Exercise material:
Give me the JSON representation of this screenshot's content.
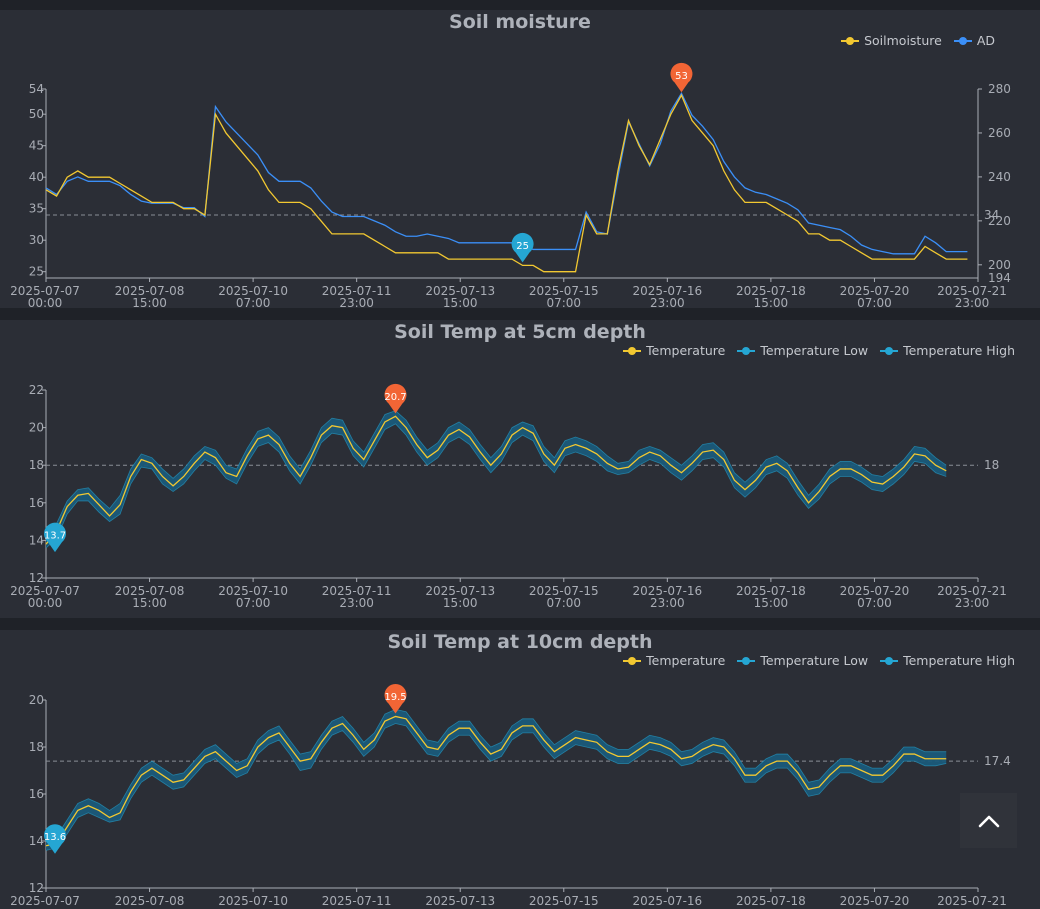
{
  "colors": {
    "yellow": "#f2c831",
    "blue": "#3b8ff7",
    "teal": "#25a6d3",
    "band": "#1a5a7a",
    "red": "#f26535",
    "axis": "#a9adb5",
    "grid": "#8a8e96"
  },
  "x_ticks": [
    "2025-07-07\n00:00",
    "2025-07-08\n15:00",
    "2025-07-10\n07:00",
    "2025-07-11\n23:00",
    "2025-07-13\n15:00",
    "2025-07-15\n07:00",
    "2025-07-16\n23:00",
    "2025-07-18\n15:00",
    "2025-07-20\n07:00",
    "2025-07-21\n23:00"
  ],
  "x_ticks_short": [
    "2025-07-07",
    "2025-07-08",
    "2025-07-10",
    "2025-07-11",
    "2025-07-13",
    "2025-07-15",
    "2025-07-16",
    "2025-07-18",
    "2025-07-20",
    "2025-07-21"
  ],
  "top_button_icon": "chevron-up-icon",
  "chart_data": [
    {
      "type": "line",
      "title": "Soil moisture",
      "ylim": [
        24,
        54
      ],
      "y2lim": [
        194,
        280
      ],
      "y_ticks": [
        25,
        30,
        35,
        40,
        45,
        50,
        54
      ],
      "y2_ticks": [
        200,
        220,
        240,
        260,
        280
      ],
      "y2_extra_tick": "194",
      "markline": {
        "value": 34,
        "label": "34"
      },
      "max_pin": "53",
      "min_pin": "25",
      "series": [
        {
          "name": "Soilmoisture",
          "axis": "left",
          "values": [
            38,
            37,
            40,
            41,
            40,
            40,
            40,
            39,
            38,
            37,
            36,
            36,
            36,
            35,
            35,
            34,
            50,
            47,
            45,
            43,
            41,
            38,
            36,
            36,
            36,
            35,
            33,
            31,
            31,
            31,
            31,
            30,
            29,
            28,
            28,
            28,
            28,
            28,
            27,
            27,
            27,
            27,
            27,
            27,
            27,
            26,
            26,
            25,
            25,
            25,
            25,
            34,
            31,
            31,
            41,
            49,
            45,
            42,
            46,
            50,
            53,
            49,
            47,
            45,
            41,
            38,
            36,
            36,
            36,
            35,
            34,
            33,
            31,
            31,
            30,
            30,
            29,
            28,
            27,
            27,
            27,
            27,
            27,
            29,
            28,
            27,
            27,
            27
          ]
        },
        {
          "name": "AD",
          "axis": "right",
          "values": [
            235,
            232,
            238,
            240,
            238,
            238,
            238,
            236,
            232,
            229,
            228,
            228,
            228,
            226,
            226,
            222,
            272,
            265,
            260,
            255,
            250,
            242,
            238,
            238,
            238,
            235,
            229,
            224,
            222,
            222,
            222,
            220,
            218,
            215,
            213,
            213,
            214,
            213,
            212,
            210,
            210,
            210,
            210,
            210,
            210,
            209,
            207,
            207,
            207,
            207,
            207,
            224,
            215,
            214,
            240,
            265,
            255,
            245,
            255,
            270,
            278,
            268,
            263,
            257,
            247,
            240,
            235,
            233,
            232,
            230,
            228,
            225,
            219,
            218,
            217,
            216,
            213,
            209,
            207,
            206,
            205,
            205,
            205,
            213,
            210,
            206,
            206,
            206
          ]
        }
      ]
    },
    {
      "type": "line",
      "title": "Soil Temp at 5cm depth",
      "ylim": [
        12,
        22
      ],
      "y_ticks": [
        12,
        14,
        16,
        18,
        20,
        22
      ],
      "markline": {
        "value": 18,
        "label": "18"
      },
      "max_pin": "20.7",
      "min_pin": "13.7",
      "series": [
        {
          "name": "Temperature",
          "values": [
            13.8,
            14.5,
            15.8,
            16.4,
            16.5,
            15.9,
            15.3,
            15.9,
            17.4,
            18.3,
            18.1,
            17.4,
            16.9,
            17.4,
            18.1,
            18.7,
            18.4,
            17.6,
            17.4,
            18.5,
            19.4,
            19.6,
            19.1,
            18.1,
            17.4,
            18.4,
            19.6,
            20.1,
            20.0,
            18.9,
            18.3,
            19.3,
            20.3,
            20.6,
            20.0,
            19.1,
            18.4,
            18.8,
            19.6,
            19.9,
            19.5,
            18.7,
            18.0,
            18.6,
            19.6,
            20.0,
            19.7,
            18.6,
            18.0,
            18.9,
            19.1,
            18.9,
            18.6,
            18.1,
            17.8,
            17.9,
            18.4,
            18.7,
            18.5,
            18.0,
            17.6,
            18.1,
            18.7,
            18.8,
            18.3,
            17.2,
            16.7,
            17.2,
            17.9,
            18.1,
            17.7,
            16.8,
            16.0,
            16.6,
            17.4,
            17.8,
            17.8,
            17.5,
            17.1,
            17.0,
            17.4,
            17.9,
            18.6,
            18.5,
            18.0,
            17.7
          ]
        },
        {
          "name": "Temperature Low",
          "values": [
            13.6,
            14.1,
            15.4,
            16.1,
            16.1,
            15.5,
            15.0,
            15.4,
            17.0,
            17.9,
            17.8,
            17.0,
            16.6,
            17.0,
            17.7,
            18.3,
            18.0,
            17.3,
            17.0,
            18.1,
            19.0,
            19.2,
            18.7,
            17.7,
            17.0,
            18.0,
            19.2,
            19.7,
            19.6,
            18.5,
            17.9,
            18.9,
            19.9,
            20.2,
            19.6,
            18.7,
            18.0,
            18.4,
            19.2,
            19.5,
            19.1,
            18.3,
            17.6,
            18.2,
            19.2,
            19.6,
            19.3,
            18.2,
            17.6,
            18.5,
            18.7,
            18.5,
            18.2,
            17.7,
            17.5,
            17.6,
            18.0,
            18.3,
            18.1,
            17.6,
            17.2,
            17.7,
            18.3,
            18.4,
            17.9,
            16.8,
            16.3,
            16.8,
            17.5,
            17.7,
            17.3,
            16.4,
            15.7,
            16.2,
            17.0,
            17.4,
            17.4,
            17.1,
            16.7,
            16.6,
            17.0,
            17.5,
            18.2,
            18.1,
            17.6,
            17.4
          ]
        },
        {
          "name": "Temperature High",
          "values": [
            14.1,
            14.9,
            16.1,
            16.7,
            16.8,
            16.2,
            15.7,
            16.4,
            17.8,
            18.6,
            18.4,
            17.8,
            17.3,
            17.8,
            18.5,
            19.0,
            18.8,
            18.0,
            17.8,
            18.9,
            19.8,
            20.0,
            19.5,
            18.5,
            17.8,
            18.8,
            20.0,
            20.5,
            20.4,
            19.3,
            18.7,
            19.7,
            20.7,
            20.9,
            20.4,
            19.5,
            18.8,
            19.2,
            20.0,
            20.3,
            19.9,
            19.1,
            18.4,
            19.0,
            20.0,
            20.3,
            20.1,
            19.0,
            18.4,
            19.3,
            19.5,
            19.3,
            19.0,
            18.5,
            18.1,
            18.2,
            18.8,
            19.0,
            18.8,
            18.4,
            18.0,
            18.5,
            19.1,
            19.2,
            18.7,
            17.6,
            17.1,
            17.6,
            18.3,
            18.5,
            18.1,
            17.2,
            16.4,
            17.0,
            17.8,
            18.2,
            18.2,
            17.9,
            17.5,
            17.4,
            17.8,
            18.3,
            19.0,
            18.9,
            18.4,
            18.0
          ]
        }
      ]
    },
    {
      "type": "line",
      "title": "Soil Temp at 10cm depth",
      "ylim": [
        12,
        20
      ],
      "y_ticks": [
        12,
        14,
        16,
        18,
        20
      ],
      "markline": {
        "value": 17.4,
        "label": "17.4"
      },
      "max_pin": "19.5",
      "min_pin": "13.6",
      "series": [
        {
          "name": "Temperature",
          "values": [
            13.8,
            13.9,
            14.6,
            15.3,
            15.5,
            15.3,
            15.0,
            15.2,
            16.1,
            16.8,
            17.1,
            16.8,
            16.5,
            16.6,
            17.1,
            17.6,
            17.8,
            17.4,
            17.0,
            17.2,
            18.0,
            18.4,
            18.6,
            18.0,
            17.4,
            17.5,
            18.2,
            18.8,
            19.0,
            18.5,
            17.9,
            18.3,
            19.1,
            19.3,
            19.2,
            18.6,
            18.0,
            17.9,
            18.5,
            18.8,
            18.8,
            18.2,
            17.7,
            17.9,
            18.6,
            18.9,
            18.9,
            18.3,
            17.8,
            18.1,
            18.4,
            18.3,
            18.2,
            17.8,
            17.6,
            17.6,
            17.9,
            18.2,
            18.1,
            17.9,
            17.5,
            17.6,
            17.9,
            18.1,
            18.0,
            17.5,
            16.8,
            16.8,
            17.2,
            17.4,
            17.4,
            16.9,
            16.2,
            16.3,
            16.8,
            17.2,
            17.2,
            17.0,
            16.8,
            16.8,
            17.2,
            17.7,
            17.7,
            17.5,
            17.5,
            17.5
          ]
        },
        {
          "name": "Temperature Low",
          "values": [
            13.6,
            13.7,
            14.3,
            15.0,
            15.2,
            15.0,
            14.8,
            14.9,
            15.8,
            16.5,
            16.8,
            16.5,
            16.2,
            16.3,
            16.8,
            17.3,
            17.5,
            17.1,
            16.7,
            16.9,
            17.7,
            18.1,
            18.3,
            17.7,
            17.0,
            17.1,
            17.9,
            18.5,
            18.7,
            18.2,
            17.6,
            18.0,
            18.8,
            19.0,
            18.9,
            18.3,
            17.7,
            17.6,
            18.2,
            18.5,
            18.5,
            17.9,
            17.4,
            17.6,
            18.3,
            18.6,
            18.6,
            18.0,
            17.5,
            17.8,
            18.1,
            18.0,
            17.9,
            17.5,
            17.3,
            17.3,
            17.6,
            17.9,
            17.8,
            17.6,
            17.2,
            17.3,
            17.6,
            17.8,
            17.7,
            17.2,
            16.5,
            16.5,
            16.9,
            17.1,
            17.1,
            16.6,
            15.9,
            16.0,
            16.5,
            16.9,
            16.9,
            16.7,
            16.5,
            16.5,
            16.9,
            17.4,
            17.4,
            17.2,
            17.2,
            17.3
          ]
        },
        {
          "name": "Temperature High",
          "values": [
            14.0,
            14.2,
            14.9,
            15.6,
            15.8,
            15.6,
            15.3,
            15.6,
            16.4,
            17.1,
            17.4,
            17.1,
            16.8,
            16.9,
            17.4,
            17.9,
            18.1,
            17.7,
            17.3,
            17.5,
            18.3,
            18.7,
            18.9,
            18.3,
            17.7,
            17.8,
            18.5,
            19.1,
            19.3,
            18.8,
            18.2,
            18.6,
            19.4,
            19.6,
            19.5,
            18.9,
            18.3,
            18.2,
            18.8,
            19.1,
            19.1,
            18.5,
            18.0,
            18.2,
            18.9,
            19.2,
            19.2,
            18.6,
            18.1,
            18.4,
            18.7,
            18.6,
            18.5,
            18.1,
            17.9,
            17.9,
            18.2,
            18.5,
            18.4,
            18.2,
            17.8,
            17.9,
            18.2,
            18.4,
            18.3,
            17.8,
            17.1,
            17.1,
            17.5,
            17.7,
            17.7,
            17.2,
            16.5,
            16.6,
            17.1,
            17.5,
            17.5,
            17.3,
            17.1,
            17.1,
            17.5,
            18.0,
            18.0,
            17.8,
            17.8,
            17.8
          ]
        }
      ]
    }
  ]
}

Goal: Look for the word "title" in every line of the listing and copy the lines that have it.

Task response:
      "title": "Soil moisture",
      "title": "Soil Temp at 5cm depth",
      "title": "Soil Temp at 10cm depth",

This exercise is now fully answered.